WHAT YOU HAVE TO DO –
Each entry below is to be printed verbatim.

DATA ENTRIES –
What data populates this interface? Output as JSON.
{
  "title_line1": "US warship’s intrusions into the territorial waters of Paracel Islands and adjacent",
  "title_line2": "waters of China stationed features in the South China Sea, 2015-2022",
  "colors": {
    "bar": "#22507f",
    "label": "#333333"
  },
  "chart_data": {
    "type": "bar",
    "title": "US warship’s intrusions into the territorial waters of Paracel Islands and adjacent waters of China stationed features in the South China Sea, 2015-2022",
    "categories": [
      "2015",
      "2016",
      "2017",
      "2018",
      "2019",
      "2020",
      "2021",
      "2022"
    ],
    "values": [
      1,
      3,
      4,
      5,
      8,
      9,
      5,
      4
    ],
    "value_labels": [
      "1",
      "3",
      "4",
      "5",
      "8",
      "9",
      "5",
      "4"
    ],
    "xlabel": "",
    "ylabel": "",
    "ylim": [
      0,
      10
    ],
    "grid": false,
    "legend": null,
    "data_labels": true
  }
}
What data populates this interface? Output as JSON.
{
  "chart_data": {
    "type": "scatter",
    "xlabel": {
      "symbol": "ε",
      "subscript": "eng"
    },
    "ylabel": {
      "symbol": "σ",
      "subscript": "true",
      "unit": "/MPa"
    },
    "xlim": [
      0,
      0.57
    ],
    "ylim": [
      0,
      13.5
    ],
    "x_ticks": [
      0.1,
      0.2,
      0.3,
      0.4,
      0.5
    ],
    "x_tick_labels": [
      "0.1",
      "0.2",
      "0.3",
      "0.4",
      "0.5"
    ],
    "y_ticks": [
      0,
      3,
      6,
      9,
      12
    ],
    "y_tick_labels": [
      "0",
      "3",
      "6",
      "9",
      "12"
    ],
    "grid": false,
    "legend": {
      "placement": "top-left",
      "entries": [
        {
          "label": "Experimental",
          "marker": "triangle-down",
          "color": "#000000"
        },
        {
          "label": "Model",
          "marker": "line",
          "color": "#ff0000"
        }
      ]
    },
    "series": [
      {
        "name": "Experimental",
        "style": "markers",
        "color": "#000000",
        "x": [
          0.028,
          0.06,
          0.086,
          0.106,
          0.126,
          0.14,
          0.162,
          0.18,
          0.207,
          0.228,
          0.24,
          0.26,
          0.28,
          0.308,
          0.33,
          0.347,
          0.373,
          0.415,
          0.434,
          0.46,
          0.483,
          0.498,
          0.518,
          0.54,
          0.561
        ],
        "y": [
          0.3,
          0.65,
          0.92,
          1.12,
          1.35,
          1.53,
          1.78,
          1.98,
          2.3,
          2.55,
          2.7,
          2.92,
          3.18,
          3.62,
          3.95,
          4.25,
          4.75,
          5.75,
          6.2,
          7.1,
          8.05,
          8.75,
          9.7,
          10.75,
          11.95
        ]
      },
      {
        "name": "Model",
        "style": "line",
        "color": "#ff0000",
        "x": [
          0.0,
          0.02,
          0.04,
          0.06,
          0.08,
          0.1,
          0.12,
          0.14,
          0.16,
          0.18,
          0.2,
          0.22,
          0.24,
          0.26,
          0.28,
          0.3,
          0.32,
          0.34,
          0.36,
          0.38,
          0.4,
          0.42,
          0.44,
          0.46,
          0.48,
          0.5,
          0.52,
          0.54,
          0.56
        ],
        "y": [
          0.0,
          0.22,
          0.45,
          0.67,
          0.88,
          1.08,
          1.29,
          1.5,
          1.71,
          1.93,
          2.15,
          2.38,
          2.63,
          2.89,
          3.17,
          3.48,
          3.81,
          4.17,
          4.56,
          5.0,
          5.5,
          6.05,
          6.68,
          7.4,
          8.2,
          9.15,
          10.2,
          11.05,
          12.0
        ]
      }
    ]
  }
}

WRITTEN RESPONSE –
What data populates this interface? Output as JSON.
{
  "title_line1": "US warship’s intrusions into the territorial waters of Paracel Islands and adjacent",
  "title_line2": "waters of China stationed features in the South China Sea, 2015-2022",
  "colors": {
    "bar": "#22507f",
    "label": "#333333"
  },
  "chart_data": {
    "type": "bar",
    "title": "US warship’s intrusions into the territorial waters of Paracel Islands and adjacent waters of China stationed features in the South China Sea, 2015-2022",
    "categories": [
      "2015",
      "2016",
      "2017",
      "2018",
      "2019",
      "2020",
      "2021",
      "2022"
    ],
    "values": [
      1,
      3,
      4,
      5,
      8,
      9,
      5,
      4
    ],
    "value_labels": [
      "1",
      "3",
      "4",
      "5",
      "8",
      "9",
      "5",
      "4"
    ],
    "xlabel": "",
    "ylabel": "",
    "ylim": [
      0,
      10
    ],
    "grid": false,
    "legend": null,
    "data_labels": true
  }
}
What data populates this interface? Output as JSON.
{
  "chart_data": {
    "type": "scatter",
    "xlabel": {
      "symbol": "ε",
      "subscript": "eng"
    },
    "ylabel": {
      "symbol": "σ",
      "subscript": "true",
      "unit": "/MPa"
    },
    "xlim": [
      0,
      0.57
    ],
    "ylim": [
      0,
      13.5
    ],
    "x_ticks": [
      0.1,
      0.2,
      0.3,
      0.4,
      0.5
    ],
    "x_tick_labels": [
      "0.1",
      "0.2",
      "0.3",
      "0.4",
      "0.5"
    ],
    "y_ticks": [
      0,
      3,
      6,
      9,
      12
    ],
    "y_tick_labels": [
      "0",
      "3",
      "6",
      "9",
      "12"
    ],
    "grid": false,
    "legend": {
      "placement": "top-left",
      "entries": [
        {
          "label": "Experimental",
          "marker": "triangle-down",
          "color": "#000000"
        },
        {
          "label": "Model",
          "marker": "line",
          "color": "#ff0000"
        }
      ]
    },
    "series": [
      {
        "name": "Experimental",
        "style": "markers",
        "color": "#000000",
        "x": [
          0.028,
          0.06,
          0.086,
          0.106,
          0.126,
          0.14,
          0.162,
          0.18,
          0.207,
          0.228,
          0.24,
          0.26,
          0.28,
          0.308,
          0.33,
          0.347,
          0.373,
          0.415,
          0.434,
          0.46,
          0.483,
          0.498,
          0.518,
          0.54,
          0.561
        ],
        "y": [
          0.3,
          0.65,
          0.92,
          1.12,
          1.35,
          1.53,
          1.78,
          1.98,
          2.3,
          2.55,
          2.7,
          2.92,
          3.18,
          3.62,
          3.95,
          4.25,
          4.75,
          5.75,
          6.2,
          7.1,
          8.05,
          8.75,
          9.7,
          10.75,
          11.95
        ]
      },
      {
        "name": "Model",
        "style": "line",
        "color": "#ff0000",
        "x": [
          0.0,
          0.02,
          0.04,
          0.06,
          0.08,
          0.1,
          0.12,
          0.14,
          0.16,
          0.18,
          0.2,
          0.22,
          0.24,
          0.26,
          0.28,
          0.3,
          0.32,
          0.34,
          0.36,
          0.38,
          0.4,
          0.42,
          0.44,
          0.46,
          0.48,
          0.5,
          0.52,
          0.54,
          0.56
        ],
        "y": [
          0.0,
          0.22,
          0.45,
          0.67,
          0.88,
          1.08,
          1.29,
          1.5,
          1.71,
          1.93,
          2.15,
          2.38,
          2.63,
          2.89,
          3.17,
          3.48,
          3.81,
          4.17,
          4.56,
          5.0,
          5.5,
          6.05,
          6.68,
          7.4,
          8.2,
          9.15,
          10.2,
          11.05,
          12.0
        ]
      }
    ]
  }
}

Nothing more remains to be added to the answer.